# [Goal of the exercise]
Produce an exact copy of all the records.

# [Data for this exercise]
## begin

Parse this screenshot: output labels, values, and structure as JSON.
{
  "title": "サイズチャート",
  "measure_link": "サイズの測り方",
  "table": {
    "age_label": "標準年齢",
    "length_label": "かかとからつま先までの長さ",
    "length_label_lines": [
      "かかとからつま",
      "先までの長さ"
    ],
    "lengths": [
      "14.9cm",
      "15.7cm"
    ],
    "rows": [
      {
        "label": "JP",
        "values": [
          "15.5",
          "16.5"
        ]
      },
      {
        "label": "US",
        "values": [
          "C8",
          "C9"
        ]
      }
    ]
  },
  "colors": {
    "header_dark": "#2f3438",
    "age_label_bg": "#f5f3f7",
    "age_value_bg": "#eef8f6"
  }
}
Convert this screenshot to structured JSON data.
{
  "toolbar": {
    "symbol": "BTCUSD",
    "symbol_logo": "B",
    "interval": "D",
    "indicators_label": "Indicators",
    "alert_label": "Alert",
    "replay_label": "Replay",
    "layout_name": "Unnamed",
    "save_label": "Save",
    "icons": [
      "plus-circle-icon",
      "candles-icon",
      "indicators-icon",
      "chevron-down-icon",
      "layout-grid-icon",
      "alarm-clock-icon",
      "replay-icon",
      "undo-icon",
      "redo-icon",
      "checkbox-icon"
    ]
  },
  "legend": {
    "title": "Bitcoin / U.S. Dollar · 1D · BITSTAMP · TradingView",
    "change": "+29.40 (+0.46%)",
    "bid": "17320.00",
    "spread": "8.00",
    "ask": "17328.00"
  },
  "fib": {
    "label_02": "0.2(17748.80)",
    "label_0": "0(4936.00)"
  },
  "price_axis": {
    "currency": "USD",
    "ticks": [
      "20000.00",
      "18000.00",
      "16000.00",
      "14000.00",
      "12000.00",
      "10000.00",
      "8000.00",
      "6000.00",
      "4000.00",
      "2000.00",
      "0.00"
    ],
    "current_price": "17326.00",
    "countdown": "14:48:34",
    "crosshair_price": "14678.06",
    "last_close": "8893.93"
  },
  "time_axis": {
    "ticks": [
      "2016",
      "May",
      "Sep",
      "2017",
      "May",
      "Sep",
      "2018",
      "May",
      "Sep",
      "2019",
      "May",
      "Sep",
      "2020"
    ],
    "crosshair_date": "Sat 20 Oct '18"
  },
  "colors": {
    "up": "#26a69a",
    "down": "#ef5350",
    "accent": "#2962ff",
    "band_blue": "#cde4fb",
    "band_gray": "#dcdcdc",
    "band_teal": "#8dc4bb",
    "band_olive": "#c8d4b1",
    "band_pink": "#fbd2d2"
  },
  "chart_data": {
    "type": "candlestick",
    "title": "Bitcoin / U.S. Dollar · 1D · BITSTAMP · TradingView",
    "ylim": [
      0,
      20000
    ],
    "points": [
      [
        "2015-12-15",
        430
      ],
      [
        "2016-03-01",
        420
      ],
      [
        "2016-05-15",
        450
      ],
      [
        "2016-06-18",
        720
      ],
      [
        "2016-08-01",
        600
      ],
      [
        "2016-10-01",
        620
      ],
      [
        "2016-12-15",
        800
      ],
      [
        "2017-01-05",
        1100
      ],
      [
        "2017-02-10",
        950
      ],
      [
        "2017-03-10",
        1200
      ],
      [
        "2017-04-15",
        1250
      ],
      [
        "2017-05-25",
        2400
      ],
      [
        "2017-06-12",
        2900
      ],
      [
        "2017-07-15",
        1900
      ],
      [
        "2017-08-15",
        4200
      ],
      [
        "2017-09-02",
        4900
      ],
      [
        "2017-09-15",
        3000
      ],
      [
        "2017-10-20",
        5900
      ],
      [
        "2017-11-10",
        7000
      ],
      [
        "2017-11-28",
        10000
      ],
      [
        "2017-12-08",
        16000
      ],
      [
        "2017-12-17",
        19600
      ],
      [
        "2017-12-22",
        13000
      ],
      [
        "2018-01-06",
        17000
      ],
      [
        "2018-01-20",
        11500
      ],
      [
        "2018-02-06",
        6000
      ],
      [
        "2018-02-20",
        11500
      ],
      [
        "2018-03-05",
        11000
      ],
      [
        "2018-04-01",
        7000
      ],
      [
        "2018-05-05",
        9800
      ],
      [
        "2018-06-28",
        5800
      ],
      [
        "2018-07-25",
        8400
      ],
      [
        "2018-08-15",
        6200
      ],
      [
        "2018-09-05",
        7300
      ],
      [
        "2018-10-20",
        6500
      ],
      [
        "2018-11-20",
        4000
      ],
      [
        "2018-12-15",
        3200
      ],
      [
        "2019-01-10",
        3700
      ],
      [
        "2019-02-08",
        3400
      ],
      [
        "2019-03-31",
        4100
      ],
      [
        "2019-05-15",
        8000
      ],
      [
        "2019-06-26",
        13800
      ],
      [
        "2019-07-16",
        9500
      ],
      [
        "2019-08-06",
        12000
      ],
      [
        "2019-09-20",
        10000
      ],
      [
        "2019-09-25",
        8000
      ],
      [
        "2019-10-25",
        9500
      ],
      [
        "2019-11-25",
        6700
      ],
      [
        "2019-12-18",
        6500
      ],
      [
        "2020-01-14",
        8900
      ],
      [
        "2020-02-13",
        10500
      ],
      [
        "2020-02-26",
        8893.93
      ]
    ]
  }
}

## end

# [Written answer]
Parse this screenshot: output labels, values, and structure as JSON.
{
  "title": "サイズチャート",
  "measure_link": "サイズの測り方",
  "table": {
    "age_label": "標準年齢",
    "length_label": "かかとからつま先までの長さ",
    "length_label_lines": [
      "かかとからつま",
      "先までの長さ"
    ],
    "lengths": [
      "14.9cm",
      "15.7cm"
    ],
    "rows": [
      {
        "label": "JP",
        "values": [
          "15.5",
          "16.5"
        ]
      },
      {
        "label": "US",
        "values": [
          "C8",
          "C9"
        ]
      }
    ]
  },
  "colors": {
    "header_dark": "#2f3438",
    "age_label_bg": "#f5f3f7",
    "age_value_bg": "#eef8f6"
  }
}
Convert this screenshot to structured JSON data.
{
  "toolbar": {
    "symbol": "BTCUSD",
    "symbol_logo": "B",
    "interval": "D",
    "indicators_label": "Indicators",
    "alert_label": "Alert",
    "replay_label": "Replay",
    "layout_name": "Unnamed",
    "save_label": "Save",
    "icons": [
      "plus-circle-icon",
      "candles-icon",
      "indicators-icon",
      "chevron-down-icon",
      "layout-grid-icon",
      "alarm-clock-icon",
      "replay-icon",
      "undo-icon",
      "redo-icon",
      "checkbox-icon"
    ]
  },
  "legend": {
    "title": "Bitcoin / U.S. Dollar · 1D · BITSTAMP · TradingView",
    "change": "+29.40 (+0.46%)",
    "bid": "17320.00",
    "spread": "8.00",
    "ask": "17328.00"
  },
  "fib": {
    "label_02": "0.2(17748.80)",
    "label_0": "0(4936.00)"
  },
  "price_axis": {
    "currency": "USD",
    "ticks": [
      "20000.00",
      "18000.00",
      "16000.00",
      "14000.00",
      "12000.00",
      "10000.00",
      "8000.00",
      "6000.00",
      "4000.00",
      "2000.00",
      "0.00"
    ],
    "current_price": "17326.00",
    "countdown": "14:48:34",
    "crosshair_price": "14678.06",
    "last_close": "8893.93"
  },
  "time_axis": {
    "ticks": [
      "2016",
      "May",
      "Sep",
      "2017",
      "May",
      "Sep",
      "2018",
      "May",
      "Sep",
      "2019",
      "May",
      "Sep",
      "2020"
    ],
    "crosshair_date": "Sat 20 Oct '18"
  },
  "colors": {
    "up": "#26a69a",
    "down": "#ef5350",
    "accent": "#2962ff",
    "band_blue": "#cde4fb",
    "band_gray": "#dcdcdc",
    "band_teal": "#8dc4bb",
    "band_olive": "#c8d4b1",
    "band_pink": "#fbd2d2"
  },
  "chart_data": {
    "type": "candlestick",
    "title": "Bitcoin / U.S. Dollar · 1D · BITSTAMP · TradingView",
    "ylim": [
      0,
      20000
    ],
    "points": [
      [
        "2015-12-15",
        430
      ],
      [
        "2016-03-01",
        420
      ],
      [
        "2016-05-15",
        450
      ],
      [
        "2016-06-18",
        720
      ],
      [
        "2016-08-01",
        600
      ],
      [
        "2016-10-01",
        620
      ],
      [
        "2016-12-15",
        800
      ],
      [
        "2017-01-05",
        1100
      ],
      [
        "2017-02-10",
        950
      ],
      [
        "2017-03-10",
        1200
      ],
      [
        "2017-04-15",
        1250
      ],
      [
        "2017-05-25",
        2400
      ],
      [
        "2017-06-12",
        2900
      ],
      [
        "2017-07-15",
        1900
      ],
      [
        "2017-08-15",
        4200
      ],
      [
        "2017-09-02",
        4900
      ],
      [
        "2017-09-15",
        3000
      ],
      [
        "2017-10-20",
        5900
      ],
      [
        "2017-11-10",
        7000
      ],
      [
        "2017-11-28",
        10000
      ],
      [
        "2017-12-08",
        16000
      ],
      [
        "2017-12-17",
        19600
      ],
      [
        "2017-12-22",
        13000
      ],
      [
        "2018-01-06",
        17000
      ],
      [
        "2018-01-20",
        11500
      ],
      [
        "2018-02-06",
        6000
      ],
      [
        "2018-02-20",
        11500
      ],
      [
        "2018-03-05",
        11000
      ],
      [
        "2018-04-01",
        7000
      ],
      [
        "2018-05-05",
        9800
      ],
      [
        "2018-06-28",
        5800
      ],
      [
        "2018-07-25",
        8400
      ],
      [
        "2018-08-15",
        6200
      ],
      [
        "2018-09-05",
        7300
      ],
      [
        "2018-10-20",
        6500
      ],
      [
        "2018-11-20",
        4000
      ],
      [
        "2018-12-15",
        3200
      ],
      [
        "2019-01-10",
        3700
      ],
      [
        "2019-02-08",
        3400
      ],
      [
        "2019-03-31",
        4100
      ],
      [
        "2019-05-15",
        8000
      ],
      [
        "2019-06-26",
        13800
      ],
      [
        "2019-07-16",
        9500
      ],
      [
        "2019-08-06",
        12000
      ],
      [
        "2019-09-20",
        10000
      ],
      [
        "2019-09-25",
        8000
      ],
      [
        "2019-10-25",
        9500
      ],
      [
        "2019-11-25",
        6700
      ],
      [
        "2019-12-18",
        6500
      ],
      [
        "2020-01-14",
        8900
      ],
      [
        "2020-02-13",
        10500
      ],
      [
        "2020-02-26",
        8893.93
      ]
    ]
  }
}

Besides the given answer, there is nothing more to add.